[Dataset records]
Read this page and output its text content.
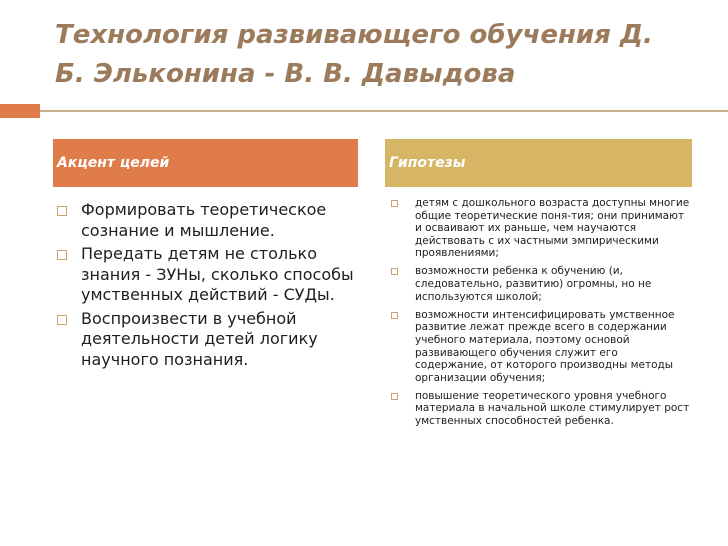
Технология развивающего обучения Д.
Б. Эльконина - В. В. Давыдова
Акцент целей	Гипотезы
Формировать теоретическое сознание и мышление.
Передать детям не столько знания - ЗУНы, сколько способы умственных действий - СУДы.
Воспроизвести в учебной деятельности детей логику научного познания.
детям с дошкольного возраста доступны многие общие теоретические поня-тия; они принимают и осваивают их раньше, чем научаются действовать с их частными эмпирическими проявлениями;
возможности ребенка к обучению (и, следовательно, развитию) огромны, но не используются школой;
возможности интенсифицировать умственное развитие лежат прежде всего в содержании учебного материала, поэтому основой развивающего обучения служит его содержание, от которого производны методы организации обучения;
повышение теоретического уровня учебного материала в начальной школе стимулирует рост умственных способностей ребенка.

Exercise prompt: Transcribe all of the records above character for character. Exclude the pictures.

Answer to the problem:
Read this page and output its text content.
Технология развивающего обучения Д.
Б. Эльконина - В. В. Давыдова
Акцент целей	Гипотезы
Формировать теоретическое сознание и мышление.
Передать детям не столько знания - ЗУНы, сколько способы умственных действий - СУДы.
Воспроизвести в учебной деятельности детей логику научного познания.
детям с дошкольного возраста доступны многие общие теоретические поня-тия; они принимают и осваивают их раньше, чем научаются действовать с их частными эмпирическими проявлениями;
возможности ребенка к обучению (и, следовательно, развитию) огромны, но не используются школой;
возможности интенсифицировать умственное развитие лежат прежде всего в содержании учебного материала, поэтому основой развивающего обучения служит его содержание, от которого производны методы организации обучения;
повышение теоретического уровня учебного материала в начальной школе стимулирует рост умственных способностей ребенка.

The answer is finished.